→ **EXERCISE**: Retype everything in the listing, leaving each line exactly as it is.

→ **DATA FOR THIS TASK**:
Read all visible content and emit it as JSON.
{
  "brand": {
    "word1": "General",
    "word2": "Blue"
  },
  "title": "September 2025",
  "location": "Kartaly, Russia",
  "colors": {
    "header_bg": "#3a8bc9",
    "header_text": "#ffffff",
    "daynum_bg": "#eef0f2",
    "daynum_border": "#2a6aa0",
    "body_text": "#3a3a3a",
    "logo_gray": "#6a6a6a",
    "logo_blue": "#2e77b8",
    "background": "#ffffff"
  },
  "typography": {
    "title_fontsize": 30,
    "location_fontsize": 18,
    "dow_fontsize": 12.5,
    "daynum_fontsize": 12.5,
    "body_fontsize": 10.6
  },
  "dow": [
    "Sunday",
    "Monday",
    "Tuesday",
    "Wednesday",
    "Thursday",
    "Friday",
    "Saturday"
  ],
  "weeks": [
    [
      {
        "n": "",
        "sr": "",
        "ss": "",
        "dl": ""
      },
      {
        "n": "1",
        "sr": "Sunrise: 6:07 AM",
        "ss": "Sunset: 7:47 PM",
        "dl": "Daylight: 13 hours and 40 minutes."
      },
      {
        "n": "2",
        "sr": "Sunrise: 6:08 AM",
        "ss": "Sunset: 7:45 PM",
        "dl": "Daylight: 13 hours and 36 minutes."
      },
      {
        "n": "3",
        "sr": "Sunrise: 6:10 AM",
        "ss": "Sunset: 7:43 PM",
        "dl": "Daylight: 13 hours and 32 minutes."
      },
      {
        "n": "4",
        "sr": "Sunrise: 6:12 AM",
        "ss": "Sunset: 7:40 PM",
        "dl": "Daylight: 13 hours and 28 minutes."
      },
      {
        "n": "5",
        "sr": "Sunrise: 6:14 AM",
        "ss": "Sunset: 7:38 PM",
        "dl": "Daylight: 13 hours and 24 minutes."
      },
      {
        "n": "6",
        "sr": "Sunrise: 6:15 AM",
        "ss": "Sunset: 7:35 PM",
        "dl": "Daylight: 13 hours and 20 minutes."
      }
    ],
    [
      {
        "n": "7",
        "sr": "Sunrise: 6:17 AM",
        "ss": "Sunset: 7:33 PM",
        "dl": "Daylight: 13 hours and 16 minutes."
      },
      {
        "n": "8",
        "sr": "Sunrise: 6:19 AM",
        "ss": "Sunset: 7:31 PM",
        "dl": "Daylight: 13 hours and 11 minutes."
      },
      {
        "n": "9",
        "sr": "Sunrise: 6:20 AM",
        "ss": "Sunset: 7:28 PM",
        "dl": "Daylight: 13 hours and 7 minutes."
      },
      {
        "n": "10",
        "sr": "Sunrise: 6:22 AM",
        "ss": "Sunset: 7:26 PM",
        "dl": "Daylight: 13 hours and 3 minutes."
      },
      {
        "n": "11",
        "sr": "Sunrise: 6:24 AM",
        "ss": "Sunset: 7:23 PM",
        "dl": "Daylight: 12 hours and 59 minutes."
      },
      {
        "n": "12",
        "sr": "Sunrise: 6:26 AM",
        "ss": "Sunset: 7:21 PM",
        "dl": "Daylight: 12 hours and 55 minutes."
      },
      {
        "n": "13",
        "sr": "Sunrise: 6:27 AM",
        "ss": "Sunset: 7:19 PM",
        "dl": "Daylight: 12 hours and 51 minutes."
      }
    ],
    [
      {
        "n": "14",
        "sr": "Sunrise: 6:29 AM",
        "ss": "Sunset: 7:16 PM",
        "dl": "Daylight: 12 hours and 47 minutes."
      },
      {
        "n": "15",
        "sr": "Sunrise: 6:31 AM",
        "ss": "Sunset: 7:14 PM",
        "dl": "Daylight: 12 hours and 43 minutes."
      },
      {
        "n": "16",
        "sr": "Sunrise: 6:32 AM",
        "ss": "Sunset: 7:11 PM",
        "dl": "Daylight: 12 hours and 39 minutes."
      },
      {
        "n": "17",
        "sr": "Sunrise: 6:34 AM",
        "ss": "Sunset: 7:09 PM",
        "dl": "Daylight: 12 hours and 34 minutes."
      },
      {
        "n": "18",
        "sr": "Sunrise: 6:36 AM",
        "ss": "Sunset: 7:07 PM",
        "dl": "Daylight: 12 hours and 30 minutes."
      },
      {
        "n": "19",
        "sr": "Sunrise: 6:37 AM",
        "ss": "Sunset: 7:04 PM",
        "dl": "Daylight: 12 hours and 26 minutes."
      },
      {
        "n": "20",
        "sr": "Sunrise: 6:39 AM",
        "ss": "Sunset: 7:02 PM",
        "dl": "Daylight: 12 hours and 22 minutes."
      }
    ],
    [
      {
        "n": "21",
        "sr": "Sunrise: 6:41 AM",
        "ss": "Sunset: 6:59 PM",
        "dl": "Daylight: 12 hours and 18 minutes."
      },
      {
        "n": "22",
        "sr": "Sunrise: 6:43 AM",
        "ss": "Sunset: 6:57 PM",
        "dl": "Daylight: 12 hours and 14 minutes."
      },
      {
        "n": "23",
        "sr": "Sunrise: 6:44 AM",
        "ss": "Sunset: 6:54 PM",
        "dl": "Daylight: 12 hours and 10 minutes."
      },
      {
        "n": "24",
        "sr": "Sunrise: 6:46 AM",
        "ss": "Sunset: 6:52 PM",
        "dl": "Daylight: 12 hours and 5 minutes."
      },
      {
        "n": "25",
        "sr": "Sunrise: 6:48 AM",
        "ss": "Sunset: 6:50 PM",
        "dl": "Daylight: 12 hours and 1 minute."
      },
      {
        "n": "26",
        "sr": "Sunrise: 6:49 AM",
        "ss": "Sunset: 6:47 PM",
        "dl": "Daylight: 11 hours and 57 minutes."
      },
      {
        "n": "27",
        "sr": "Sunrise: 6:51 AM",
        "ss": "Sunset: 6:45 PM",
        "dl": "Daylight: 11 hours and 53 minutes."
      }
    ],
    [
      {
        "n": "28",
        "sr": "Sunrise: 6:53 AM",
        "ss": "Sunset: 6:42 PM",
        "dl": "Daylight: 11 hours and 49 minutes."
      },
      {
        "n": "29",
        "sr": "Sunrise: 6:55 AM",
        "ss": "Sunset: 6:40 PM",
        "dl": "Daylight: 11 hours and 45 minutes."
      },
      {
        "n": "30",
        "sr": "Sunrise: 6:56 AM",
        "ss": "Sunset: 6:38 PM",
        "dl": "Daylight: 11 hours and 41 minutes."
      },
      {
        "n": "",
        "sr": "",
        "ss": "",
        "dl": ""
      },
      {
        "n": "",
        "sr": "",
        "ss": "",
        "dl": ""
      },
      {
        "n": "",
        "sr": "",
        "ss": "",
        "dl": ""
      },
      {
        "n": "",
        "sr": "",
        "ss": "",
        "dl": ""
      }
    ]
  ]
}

→ **FULL RESPONSE**:
Read all visible content and emit it as JSON.
{
  "brand": {
    "word1": "General",
    "word2": "Blue"
  },
  "title": "September 2025",
  "location": "Kartaly, Russia",
  "colors": {
    "header_bg": "#3a8bc9",
    "header_text": "#ffffff",
    "daynum_bg": "#eef0f2",
    "daynum_border": "#2a6aa0",
    "body_text": "#3a3a3a",
    "logo_gray": "#6a6a6a",
    "logo_blue": "#2e77b8",
    "background": "#ffffff"
  },
  "typography": {
    "title_fontsize": 30,
    "location_fontsize": 18,
    "dow_fontsize": 12.5,
    "daynum_fontsize": 12.5,
    "body_fontsize": 10.6
  },
  "dow": [
    "Sunday",
    "Monday",
    "Tuesday",
    "Wednesday",
    "Thursday",
    "Friday",
    "Saturday"
  ],
  "weeks": [
    [
      {
        "n": "",
        "sr": "",
        "ss": "",
        "dl": ""
      },
      {
        "n": "1",
        "sr": "Sunrise: 6:07 AM",
        "ss": "Sunset: 7:47 PM",
        "dl": "Daylight: 13 hours and 40 minutes."
      },
      {
        "n": "2",
        "sr": "Sunrise: 6:08 AM",
        "ss": "Sunset: 7:45 PM",
        "dl": "Daylight: 13 hours and 36 minutes."
      },
      {
        "n": "3",
        "sr": "Sunrise: 6:10 AM",
        "ss": "Sunset: 7:43 PM",
        "dl": "Daylight: 13 hours and 32 minutes."
      },
      {
        "n": "4",
        "sr": "Sunrise: 6:12 AM",
        "ss": "Sunset: 7:40 PM",
        "dl": "Daylight: 13 hours and 28 minutes."
      },
      {
        "n": "5",
        "sr": "Sunrise: 6:14 AM",
        "ss": "Sunset: 7:38 PM",
        "dl": "Daylight: 13 hours and 24 minutes."
      },
      {
        "n": "6",
        "sr": "Sunrise: 6:15 AM",
        "ss": "Sunset: 7:35 PM",
        "dl": "Daylight: 13 hours and 20 minutes."
      }
    ],
    [
      {
        "n": "7",
        "sr": "Sunrise: 6:17 AM",
        "ss": "Sunset: 7:33 PM",
        "dl": "Daylight: 13 hours and 16 minutes."
      },
      {
        "n": "8",
        "sr": "Sunrise: 6:19 AM",
        "ss": "Sunset: 7:31 PM",
        "dl": "Daylight: 13 hours and 11 minutes."
      },
      {
        "n": "9",
        "sr": "Sunrise: 6:20 AM",
        "ss": "Sunset: 7:28 PM",
        "dl": "Daylight: 13 hours and 7 minutes."
      },
      {
        "n": "10",
        "sr": "Sunrise: 6:22 AM",
        "ss": "Sunset: 7:26 PM",
        "dl": "Daylight: 13 hours and 3 minutes."
      },
      {
        "n": "11",
        "sr": "Sunrise: 6:24 AM",
        "ss": "Sunset: 7:23 PM",
        "dl": "Daylight: 12 hours and 59 minutes."
      },
      {
        "n": "12",
        "sr": "Sunrise: 6:26 AM",
        "ss": "Sunset: 7:21 PM",
        "dl": "Daylight: 12 hours and 55 minutes."
      },
      {
        "n": "13",
        "sr": "Sunrise: 6:27 AM",
        "ss": "Sunset: 7:19 PM",
        "dl": "Daylight: 12 hours and 51 minutes."
      }
    ],
    [
      {
        "n": "14",
        "sr": "Sunrise: 6:29 AM",
        "ss": "Sunset: 7:16 PM",
        "dl": "Daylight: 12 hours and 47 minutes."
      },
      {
        "n": "15",
        "sr": "Sunrise: 6:31 AM",
        "ss": "Sunset: 7:14 PM",
        "dl": "Daylight: 12 hours and 43 minutes."
      },
      {
        "n": "16",
        "sr": "Sunrise: 6:32 AM",
        "ss": "Sunset: 7:11 PM",
        "dl": "Daylight: 12 hours and 39 minutes."
      },
      {
        "n": "17",
        "sr": "Sunrise: 6:34 AM",
        "ss": "Sunset: 7:09 PM",
        "dl": "Daylight: 12 hours and 34 minutes."
      },
      {
        "n": "18",
        "sr": "Sunrise: 6:36 AM",
        "ss": "Sunset: 7:07 PM",
        "dl": "Daylight: 12 hours and 30 minutes."
      },
      {
        "n": "19",
        "sr": "Sunrise: 6:37 AM",
        "ss": "Sunset: 7:04 PM",
        "dl": "Daylight: 12 hours and 26 minutes."
      },
      {
        "n": "20",
        "sr": "Sunrise: 6:39 AM",
        "ss": "Sunset: 7:02 PM",
        "dl": "Daylight: 12 hours and 22 minutes."
      }
    ],
    [
      {
        "n": "21",
        "sr": "Sunrise: 6:41 AM",
        "ss": "Sunset: 6:59 PM",
        "dl": "Daylight: 12 hours and 18 minutes."
      },
      {
        "n": "22",
        "sr": "Sunrise: 6:43 AM",
        "ss": "Sunset: 6:57 PM",
        "dl": "Daylight: 12 hours and 14 minutes."
      },
      {
        "n": "23",
        "sr": "Sunrise: 6:44 AM",
        "ss": "Sunset: 6:54 PM",
        "dl": "Daylight: 12 hours and 10 minutes."
      },
      {
        "n": "24",
        "sr": "Sunrise: 6:46 AM",
        "ss": "Sunset: 6:52 PM",
        "dl": "Daylight: 12 hours and 5 minutes."
      },
      {
        "n": "25",
        "sr": "Sunrise: 6:48 AM",
        "ss": "Sunset: 6:50 PM",
        "dl": "Daylight: 12 hours and 1 minute."
      },
      {
        "n": "26",
        "sr": "Sunrise: 6:49 AM",
        "ss": "Sunset: 6:47 PM",
        "dl": "Daylight: 11 hours and 57 minutes."
      },
      {
        "n": "27",
        "sr": "Sunrise: 6:51 AM",
        "ss": "Sunset: 6:45 PM",
        "dl": "Daylight: 11 hours and 53 minutes."
      }
    ],
    [
      {
        "n": "28",
        "sr": "Sunrise: 6:53 AM",
        "ss": "Sunset: 6:42 PM",
        "dl": "Daylight: 11 hours and 49 minutes."
      },
      {
        "n": "29",
        "sr": "Sunrise: 6:55 AM",
        "ss": "Sunset: 6:40 PM",
        "dl": "Daylight: 11 hours and 45 minutes."
      },
      {
        "n": "30",
        "sr": "Sunrise: 6:56 AM",
        "ss": "Sunset: 6:38 PM",
        "dl": "Daylight: 11 hours and 41 minutes."
      },
      {
        "n": "",
        "sr": "",
        "ss": "",
        "dl": ""
      },
      {
        "n": "",
        "sr": "",
        "ss": "",
        "dl": ""
      },
      {
        "n": "",
        "sr": "",
        "ss": "",
        "dl": ""
      },
      {
        "n": "",
        "sr": "",
        "ss": "",
        "dl": ""
      }
    ]
  ]
}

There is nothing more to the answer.